• Your goal:
Repeat, line for line, the entries printed below.
+--
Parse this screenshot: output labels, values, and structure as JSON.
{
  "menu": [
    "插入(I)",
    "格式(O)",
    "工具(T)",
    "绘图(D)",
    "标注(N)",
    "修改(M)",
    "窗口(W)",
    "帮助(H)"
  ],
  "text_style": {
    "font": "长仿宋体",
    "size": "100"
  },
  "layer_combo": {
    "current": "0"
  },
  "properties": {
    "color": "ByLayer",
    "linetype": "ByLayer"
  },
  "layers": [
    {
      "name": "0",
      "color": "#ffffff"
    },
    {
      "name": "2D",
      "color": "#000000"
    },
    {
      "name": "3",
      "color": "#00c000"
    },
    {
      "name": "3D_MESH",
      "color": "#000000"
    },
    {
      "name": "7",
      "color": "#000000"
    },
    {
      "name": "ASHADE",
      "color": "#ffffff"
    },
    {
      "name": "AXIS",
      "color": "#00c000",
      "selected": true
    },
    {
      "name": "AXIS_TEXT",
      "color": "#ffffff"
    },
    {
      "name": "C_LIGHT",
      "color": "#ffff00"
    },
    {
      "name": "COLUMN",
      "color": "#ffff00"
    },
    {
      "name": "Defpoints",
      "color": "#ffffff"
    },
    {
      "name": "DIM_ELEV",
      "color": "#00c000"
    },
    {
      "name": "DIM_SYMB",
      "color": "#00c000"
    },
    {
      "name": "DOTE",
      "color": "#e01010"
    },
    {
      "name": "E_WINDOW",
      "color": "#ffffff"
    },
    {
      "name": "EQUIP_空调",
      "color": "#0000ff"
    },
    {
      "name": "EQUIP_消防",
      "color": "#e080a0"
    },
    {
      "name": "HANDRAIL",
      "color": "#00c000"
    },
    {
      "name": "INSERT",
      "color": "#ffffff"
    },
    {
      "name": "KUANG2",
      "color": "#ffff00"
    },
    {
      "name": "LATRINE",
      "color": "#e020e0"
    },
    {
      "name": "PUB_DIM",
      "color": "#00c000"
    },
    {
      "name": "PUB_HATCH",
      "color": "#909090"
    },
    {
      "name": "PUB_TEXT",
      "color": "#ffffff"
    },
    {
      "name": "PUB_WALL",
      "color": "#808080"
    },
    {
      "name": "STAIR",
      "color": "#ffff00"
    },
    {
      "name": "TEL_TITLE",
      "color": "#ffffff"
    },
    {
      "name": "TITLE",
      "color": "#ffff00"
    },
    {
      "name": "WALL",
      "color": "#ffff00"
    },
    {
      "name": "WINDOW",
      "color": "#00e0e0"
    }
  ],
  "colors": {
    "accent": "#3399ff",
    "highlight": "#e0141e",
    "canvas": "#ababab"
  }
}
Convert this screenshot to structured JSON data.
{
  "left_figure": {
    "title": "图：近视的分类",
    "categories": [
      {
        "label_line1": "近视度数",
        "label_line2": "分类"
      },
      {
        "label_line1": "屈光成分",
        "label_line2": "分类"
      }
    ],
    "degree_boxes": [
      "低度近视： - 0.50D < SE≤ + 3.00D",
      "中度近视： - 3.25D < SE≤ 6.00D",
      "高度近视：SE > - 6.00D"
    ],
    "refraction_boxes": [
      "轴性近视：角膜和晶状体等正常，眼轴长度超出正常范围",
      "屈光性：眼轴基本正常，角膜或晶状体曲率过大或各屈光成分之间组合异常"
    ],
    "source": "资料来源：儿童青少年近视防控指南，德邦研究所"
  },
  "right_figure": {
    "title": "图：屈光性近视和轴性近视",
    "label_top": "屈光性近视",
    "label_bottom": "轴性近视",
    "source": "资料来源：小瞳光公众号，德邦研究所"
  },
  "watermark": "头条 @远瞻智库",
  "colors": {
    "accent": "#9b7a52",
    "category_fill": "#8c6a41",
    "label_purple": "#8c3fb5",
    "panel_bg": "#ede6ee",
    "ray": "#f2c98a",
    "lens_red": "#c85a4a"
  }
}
+--
• Completed exercise:
Parse this screenshot: output labels, values, and structure as JSON.
{
  "menu": [
    "插入(I)",
    "格式(O)",
    "工具(T)",
    "绘图(D)",
    "标注(N)",
    "修改(M)",
    "窗口(W)",
    "帮助(H)"
  ],
  "text_style": {
    "font": "长仿宋体",
    "size": "100"
  },
  "layer_combo": {
    "current": "0"
  },
  "properties": {
    "color": "ByLayer",
    "linetype": "ByLayer"
  },
  "layers": [
    {
      "name": "0",
      "color": "#ffffff"
    },
    {
      "name": "2D",
      "color": "#000000"
    },
    {
      "name": "3",
      "color": "#00c000"
    },
    {
      "name": "3D_MESH",
      "color": "#000000"
    },
    {
      "name": "7",
      "color": "#000000"
    },
    {
      "name": "ASHADE",
      "color": "#ffffff"
    },
    {
      "name": "AXIS",
      "color": "#00c000",
      "selected": true
    },
    {
      "name": "AXIS_TEXT",
      "color": "#ffffff"
    },
    {
      "name": "C_LIGHT",
      "color": "#ffff00"
    },
    {
      "name": "COLUMN",
      "color": "#ffff00"
    },
    {
      "name": "Defpoints",
      "color": "#ffffff"
    },
    {
      "name": "DIM_ELEV",
      "color": "#00c000"
    },
    {
      "name": "DIM_SYMB",
      "color": "#00c000"
    },
    {
      "name": "DOTE",
      "color": "#e01010"
    },
    {
      "name": "E_WINDOW",
      "color": "#ffffff"
    },
    {
      "name": "EQUIP_空调",
      "color": "#0000ff"
    },
    {
      "name": "EQUIP_消防",
      "color": "#e080a0"
    },
    {
      "name": "HANDRAIL",
      "color": "#00c000"
    },
    {
      "name": "INSERT",
      "color": "#ffffff"
    },
    {
      "name": "KUANG2",
      "color": "#ffff00"
    },
    {
      "name": "LATRINE",
      "color": "#e020e0"
    },
    {
      "name": "PUB_DIM",
      "color": "#00c000"
    },
    {
      "name": "PUB_HATCH",
      "color": "#909090"
    },
    {
      "name": "PUB_TEXT",
      "color": "#ffffff"
    },
    {
      "name": "PUB_WALL",
      "color": "#808080"
    },
    {
      "name": "STAIR",
      "color": "#ffff00"
    },
    {
      "name": "TEL_TITLE",
      "color": "#ffffff"
    },
    {
      "name": "TITLE",
      "color": "#ffff00"
    },
    {
      "name": "WALL",
      "color": "#ffff00"
    },
    {
      "name": "WINDOW",
      "color": "#00e0e0"
    }
  ],
  "colors": {
    "accent": "#3399ff",
    "highlight": "#e0141e",
    "canvas": "#ababab"
  }
}
Convert this screenshot to structured JSON data.
{
  "left_figure": {
    "title": "图：近视的分类",
    "categories": [
      {
        "label_line1": "近视度数",
        "label_line2": "分类"
      },
      {
        "label_line1": "屈光成分",
        "label_line2": "分类"
      }
    ],
    "degree_boxes": [
      "低度近视： - 0.50D < SE≤ + 3.00D",
      "中度近视： - 3.25D < SE≤ 6.00D",
      "高度近视：SE > - 6.00D"
    ],
    "refraction_boxes": [
      "轴性近视：角膜和晶状体等正常，眼轴长度超出正常范围",
      "屈光性：眼轴基本正常，角膜或晶状体曲率过大或各屈光成分之间组合异常"
    ],
    "source": "资料来源：儿童青少年近视防控指南，德邦研究所"
  },
  "right_figure": {
    "title": "图：屈光性近视和轴性近视",
    "label_top": "屈光性近视",
    "label_bottom": "轴性近视",
    "source": "资料来源：小瞳光公众号，德邦研究所"
  },
  "watermark": "头条 @远瞻智库",
  "colors": {
    "accent": "#9b7a52",
    "category_fill": "#8c6a41",
    "label_purple": "#8c3fb5",
    "panel_bg": "#ede6ee",
    "ray": "#f2c98a",
    "lens_red": "#c85a4a"
  }
}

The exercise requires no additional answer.